### STATED PROBLEM:
Gather up the lines with the word "answer" in them.

### DATA RECORDS:
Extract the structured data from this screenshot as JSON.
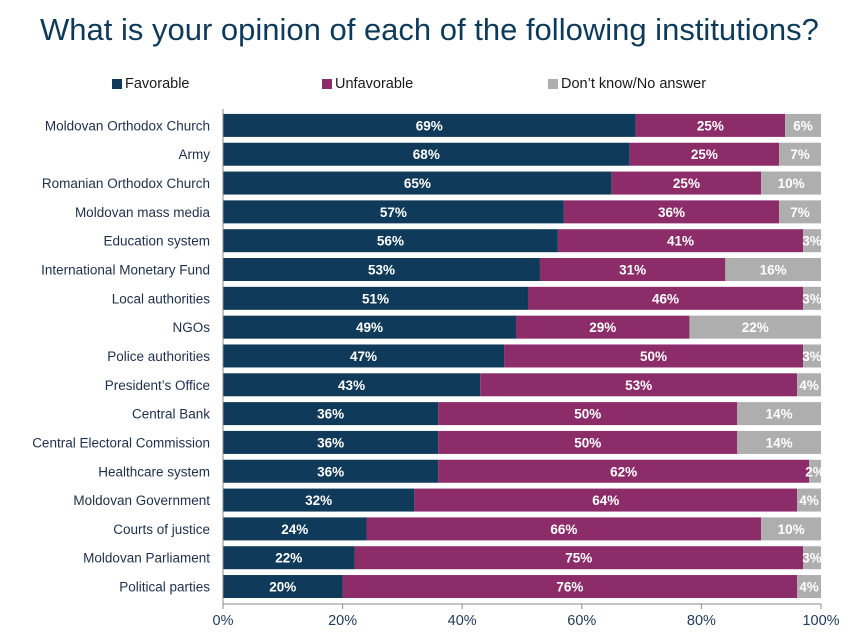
{
  "title": "What is your opinion of each of the following institutions?",
  "colors": {
    "favorable": "#0f3a59",
    "unfavorable": "#8c2d6a",
    "dont_know": "#aeaeae",
    "axis": "#8a8a8a",
    "title": "#0e3a5a"
  },
  "legend": [
    {
      "name": "Favorable",
      "color": "#0f3a59"
    },
    {
      "name": "Unfavorable",
      "color": "#8c2d6a"
    },
    {
      "name": "Don’t know/No answer",
      "color": "#aeaeae"
    }
  ],
  "chart_data": {
    "type": "bar",
    "orientation": "horizontal",
    "stacked": true,
    "title": "What is your opinion of each of the following institutions?",
    "categories": [
      "Moldovan Orthodox Church",
      "Army",
      "Romanian Orthodox Church",
      "Moldovan mass media",
      "Education system",
      "International Monetary Fund",
      "Local authorities",
      "NGOs",
      "Police authorities",
      "President’s Office",
      "Central Bank",
      "Central Electoral Commission",
      "Healthcare system",
      "Moldovan Government",
      "Courts of justice",
      "Moldovan Parliament",
      "Political parties"
    ],
    "series": [
      {
        "name": "Favorable",
        "values": [
          69,
          68,
          65,
          57,
          56,
          53,
          51,
          49,
          47,
          43,
          36,
          36,
          36,
          32,
          24,
          22,
          20
        ]
      },
      {
        "name": "Unfavorable",
        "values": [
          25,
          25,
          25,
          36,
          41,
          31,
          46,
          29,
          50,
          53,
          50,
          50,
          62,
          64,
          66,
          75,
          76
        ]
      },
      {
        "name": "Don’t know/No answer",
        "values": [
          6,
          7,
          10,
          7,
          3,
          16,
          3,
          22,
          3,
          4,
          14,
          14,
          2,
          4,
          10,
          3,
          4
        ]
      }
    ],
    "value_suffix": "%",
    "xlim": [
      0,
      100
    ],
    "xticks": [
      "0%",
      "20%",
      "40%",
      "60%",
      "80%",
      "100%"
    ],
    "legend_position": "top",
    "grid": false
  }
}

### WRITTEN SOLUTION:
      "name": "Don’t know/No answer",
        "name": "Don’t know/No answer",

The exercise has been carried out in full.